To be done » A precise retyping is required of every line from the one containing "What's the underlying" down to the one containing "Serialize everything readable", both included, and of no other line.

===== Information given =====

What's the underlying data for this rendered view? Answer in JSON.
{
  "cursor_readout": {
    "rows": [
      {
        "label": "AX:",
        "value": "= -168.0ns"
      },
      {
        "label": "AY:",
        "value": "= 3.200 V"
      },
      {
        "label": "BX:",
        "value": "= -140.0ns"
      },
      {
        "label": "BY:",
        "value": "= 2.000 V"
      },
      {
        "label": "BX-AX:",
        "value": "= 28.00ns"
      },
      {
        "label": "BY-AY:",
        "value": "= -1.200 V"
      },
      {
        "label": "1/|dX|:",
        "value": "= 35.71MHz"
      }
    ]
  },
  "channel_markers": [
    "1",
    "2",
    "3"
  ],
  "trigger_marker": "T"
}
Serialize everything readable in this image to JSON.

=====
===== Information given =====

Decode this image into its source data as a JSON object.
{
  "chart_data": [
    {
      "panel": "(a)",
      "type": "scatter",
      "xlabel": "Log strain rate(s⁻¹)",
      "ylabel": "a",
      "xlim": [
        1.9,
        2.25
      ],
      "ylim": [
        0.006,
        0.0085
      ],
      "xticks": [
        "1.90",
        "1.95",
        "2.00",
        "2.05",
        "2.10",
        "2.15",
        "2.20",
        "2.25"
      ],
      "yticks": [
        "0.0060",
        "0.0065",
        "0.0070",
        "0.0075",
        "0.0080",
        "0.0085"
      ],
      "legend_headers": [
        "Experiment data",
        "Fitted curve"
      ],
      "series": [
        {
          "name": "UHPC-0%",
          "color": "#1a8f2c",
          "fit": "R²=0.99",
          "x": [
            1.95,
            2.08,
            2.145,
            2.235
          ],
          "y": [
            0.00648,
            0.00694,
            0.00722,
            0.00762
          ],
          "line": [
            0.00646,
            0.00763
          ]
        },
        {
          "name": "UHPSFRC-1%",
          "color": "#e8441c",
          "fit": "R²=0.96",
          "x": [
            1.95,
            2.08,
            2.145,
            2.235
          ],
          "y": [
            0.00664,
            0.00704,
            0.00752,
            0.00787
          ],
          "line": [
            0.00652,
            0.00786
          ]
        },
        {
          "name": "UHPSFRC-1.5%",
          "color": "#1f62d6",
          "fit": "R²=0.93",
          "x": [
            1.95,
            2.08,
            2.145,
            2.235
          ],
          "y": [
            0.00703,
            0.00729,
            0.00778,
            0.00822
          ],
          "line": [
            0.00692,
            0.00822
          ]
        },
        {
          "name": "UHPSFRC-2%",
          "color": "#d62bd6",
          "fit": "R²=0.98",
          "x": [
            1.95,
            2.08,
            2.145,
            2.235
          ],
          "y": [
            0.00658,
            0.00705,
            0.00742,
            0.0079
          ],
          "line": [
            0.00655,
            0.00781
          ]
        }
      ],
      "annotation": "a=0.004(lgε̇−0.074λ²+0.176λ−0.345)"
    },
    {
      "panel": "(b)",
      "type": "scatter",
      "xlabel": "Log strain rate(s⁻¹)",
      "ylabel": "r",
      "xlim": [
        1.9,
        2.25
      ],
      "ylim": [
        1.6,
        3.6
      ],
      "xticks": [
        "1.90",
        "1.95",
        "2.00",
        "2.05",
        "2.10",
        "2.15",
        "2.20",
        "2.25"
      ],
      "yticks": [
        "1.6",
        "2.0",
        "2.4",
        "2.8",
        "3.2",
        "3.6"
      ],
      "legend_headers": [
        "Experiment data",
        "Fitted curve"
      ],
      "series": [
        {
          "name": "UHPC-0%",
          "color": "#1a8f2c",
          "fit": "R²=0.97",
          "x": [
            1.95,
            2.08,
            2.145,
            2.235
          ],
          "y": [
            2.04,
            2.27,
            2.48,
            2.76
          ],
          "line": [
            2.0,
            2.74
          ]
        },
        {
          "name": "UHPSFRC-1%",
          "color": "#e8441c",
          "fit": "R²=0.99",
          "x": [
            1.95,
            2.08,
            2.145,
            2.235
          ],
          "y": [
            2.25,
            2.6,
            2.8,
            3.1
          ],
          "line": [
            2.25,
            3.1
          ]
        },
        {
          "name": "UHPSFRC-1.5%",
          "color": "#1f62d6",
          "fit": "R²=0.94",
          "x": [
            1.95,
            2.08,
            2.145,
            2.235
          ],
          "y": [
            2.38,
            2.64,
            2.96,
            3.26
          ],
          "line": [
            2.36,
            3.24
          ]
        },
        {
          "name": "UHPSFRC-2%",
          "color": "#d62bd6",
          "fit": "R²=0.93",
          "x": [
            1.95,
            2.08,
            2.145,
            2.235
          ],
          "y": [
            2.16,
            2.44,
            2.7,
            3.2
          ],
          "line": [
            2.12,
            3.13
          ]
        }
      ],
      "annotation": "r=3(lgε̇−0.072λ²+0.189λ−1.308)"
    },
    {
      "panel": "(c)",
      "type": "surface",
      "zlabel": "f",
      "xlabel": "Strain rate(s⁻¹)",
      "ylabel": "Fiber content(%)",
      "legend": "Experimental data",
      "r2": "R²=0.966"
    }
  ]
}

=====

Answer for this exercise »
What's the underlying data for this rendered view? Answer in JSON.
{
  "cursor_readout": {
    "rows": [
      {
        "label": "AX:",
        "value": "= -168.0ns"
      },
      {
        "label": "AY:",
        "value": "= 3.200 V"
      },
      {
        "label": "BX:",
        "value": "= -140.0ns"
      },
      {
        "label": "BY:",
        "value": "= 2.000 V"
      },
      {
        "label": "BX-AX:",
        "value": "= 28.00ns"
      },
      {
        "label": "BY-AY:",
        "value": "= -1.200 V"
      },
      {
        "label": "1/|dX|:",
        "value": "= 35.71MHz"
      }
    ]
  },
  "channel_markers": [
    "1",
    "2",
    "3"
  ],
  "trigger_marker": "T"
}
Serialize everything readable in this image to JSON.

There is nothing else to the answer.